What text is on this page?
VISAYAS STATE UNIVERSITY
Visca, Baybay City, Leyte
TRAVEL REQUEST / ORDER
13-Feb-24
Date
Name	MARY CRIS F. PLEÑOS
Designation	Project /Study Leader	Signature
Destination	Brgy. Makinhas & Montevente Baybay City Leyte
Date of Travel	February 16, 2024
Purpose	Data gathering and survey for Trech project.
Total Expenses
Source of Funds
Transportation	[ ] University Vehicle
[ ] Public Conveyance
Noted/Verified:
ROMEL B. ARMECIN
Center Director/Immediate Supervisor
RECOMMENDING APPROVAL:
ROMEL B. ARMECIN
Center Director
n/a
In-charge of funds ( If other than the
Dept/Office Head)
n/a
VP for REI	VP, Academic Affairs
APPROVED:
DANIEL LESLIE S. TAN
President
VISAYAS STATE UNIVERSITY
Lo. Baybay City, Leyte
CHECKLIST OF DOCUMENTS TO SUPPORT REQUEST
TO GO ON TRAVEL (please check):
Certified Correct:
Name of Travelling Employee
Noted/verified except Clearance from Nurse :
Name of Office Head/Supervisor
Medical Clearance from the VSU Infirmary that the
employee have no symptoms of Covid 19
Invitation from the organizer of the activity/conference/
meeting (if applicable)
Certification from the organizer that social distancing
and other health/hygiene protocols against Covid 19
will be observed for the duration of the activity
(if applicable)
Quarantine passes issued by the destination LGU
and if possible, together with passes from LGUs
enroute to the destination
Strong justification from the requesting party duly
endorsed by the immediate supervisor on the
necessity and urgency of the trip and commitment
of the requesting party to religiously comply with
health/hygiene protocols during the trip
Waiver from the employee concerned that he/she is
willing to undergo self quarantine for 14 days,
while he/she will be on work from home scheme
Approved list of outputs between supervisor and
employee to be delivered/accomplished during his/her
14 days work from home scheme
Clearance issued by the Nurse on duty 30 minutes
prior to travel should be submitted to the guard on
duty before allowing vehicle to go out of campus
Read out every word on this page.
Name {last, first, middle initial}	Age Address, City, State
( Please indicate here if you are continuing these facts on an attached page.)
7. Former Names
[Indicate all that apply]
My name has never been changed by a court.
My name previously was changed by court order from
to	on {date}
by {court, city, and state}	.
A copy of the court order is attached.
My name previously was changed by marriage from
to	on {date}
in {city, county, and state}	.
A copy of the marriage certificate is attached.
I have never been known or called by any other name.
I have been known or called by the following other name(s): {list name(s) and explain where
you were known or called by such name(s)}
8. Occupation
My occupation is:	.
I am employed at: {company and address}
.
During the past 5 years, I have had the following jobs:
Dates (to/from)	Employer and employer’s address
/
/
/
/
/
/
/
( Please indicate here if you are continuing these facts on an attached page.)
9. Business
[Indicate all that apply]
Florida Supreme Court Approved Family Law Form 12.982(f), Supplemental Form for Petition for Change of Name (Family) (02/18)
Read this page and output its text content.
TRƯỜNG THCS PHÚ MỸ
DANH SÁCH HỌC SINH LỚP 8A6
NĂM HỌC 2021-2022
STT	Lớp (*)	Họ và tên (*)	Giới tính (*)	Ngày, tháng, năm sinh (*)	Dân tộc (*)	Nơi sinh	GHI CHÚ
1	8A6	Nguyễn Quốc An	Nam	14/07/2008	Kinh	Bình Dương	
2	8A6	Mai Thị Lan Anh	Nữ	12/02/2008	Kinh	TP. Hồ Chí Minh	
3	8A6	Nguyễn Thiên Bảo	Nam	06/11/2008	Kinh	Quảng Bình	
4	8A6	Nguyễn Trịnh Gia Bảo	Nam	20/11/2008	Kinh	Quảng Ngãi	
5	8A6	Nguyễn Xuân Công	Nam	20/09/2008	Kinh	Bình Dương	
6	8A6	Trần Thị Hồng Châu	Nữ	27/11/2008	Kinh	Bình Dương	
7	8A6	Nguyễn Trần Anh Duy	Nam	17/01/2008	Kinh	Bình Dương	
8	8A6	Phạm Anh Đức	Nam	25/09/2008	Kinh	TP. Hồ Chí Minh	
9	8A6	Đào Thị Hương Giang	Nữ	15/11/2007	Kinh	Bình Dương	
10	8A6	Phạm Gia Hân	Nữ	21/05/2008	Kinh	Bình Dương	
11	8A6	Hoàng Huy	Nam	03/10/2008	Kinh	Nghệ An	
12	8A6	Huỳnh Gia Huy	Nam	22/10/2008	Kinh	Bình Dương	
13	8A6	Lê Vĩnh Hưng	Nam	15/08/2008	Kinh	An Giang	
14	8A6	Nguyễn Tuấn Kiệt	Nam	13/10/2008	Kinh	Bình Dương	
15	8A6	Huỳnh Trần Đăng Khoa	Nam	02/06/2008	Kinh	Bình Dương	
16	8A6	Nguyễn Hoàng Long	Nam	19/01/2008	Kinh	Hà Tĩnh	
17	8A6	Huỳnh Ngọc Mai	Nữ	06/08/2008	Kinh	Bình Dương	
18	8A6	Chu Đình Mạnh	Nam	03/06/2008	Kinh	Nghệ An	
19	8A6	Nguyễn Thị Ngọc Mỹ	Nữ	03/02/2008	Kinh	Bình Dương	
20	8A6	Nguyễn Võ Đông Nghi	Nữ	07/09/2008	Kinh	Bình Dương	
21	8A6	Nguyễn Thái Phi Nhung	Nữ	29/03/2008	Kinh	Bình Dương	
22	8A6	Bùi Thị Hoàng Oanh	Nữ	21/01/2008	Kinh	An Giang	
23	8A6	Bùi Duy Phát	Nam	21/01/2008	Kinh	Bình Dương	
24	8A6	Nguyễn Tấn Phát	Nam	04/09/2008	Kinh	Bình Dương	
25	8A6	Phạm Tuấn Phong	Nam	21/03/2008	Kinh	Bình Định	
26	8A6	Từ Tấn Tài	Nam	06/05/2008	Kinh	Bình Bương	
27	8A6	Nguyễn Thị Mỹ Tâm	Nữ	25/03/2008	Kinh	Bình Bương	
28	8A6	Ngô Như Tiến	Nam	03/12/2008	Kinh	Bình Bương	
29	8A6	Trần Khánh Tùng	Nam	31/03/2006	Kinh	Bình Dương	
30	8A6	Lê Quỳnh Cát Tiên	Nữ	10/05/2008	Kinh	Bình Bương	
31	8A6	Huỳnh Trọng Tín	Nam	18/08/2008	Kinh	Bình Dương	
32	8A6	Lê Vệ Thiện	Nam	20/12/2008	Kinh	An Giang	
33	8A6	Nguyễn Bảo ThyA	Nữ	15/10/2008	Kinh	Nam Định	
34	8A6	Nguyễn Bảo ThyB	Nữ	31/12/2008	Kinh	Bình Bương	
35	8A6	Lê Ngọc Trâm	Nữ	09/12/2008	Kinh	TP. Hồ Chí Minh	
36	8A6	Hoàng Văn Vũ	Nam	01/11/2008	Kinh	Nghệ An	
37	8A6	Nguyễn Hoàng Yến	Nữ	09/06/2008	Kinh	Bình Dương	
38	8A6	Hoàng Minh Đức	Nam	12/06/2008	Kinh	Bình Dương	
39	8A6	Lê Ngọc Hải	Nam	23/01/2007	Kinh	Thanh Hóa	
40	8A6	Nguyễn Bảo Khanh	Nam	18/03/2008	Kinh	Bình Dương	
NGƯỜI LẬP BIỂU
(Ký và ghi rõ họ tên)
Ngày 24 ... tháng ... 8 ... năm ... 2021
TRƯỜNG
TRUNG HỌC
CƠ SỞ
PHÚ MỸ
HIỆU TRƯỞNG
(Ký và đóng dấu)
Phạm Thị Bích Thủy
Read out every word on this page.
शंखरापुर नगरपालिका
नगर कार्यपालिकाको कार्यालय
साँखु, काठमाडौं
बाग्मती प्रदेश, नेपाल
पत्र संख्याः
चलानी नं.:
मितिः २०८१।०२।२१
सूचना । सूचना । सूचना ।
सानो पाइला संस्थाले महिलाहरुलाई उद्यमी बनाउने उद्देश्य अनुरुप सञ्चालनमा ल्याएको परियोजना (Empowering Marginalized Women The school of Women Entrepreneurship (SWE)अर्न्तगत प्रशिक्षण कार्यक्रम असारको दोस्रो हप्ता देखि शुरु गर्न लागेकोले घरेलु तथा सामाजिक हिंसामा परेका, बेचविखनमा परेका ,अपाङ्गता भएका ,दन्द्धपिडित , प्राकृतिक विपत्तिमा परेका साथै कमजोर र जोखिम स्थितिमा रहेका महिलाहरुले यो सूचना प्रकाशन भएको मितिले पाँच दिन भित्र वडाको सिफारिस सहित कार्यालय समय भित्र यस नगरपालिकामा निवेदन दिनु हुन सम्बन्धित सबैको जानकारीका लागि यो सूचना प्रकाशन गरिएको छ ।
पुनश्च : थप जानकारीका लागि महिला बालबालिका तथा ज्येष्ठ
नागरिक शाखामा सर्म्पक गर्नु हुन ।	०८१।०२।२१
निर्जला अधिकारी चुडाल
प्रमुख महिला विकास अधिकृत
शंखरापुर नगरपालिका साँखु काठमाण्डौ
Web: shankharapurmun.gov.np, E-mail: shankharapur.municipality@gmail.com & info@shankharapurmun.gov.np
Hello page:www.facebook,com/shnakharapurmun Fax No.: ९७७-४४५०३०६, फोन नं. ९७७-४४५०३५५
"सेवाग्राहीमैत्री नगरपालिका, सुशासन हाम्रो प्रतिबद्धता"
________________________
* _Exercise task_: Of the lines in this listing, report how many contain the string "Quảng", and give the number only.

* _Response_: 2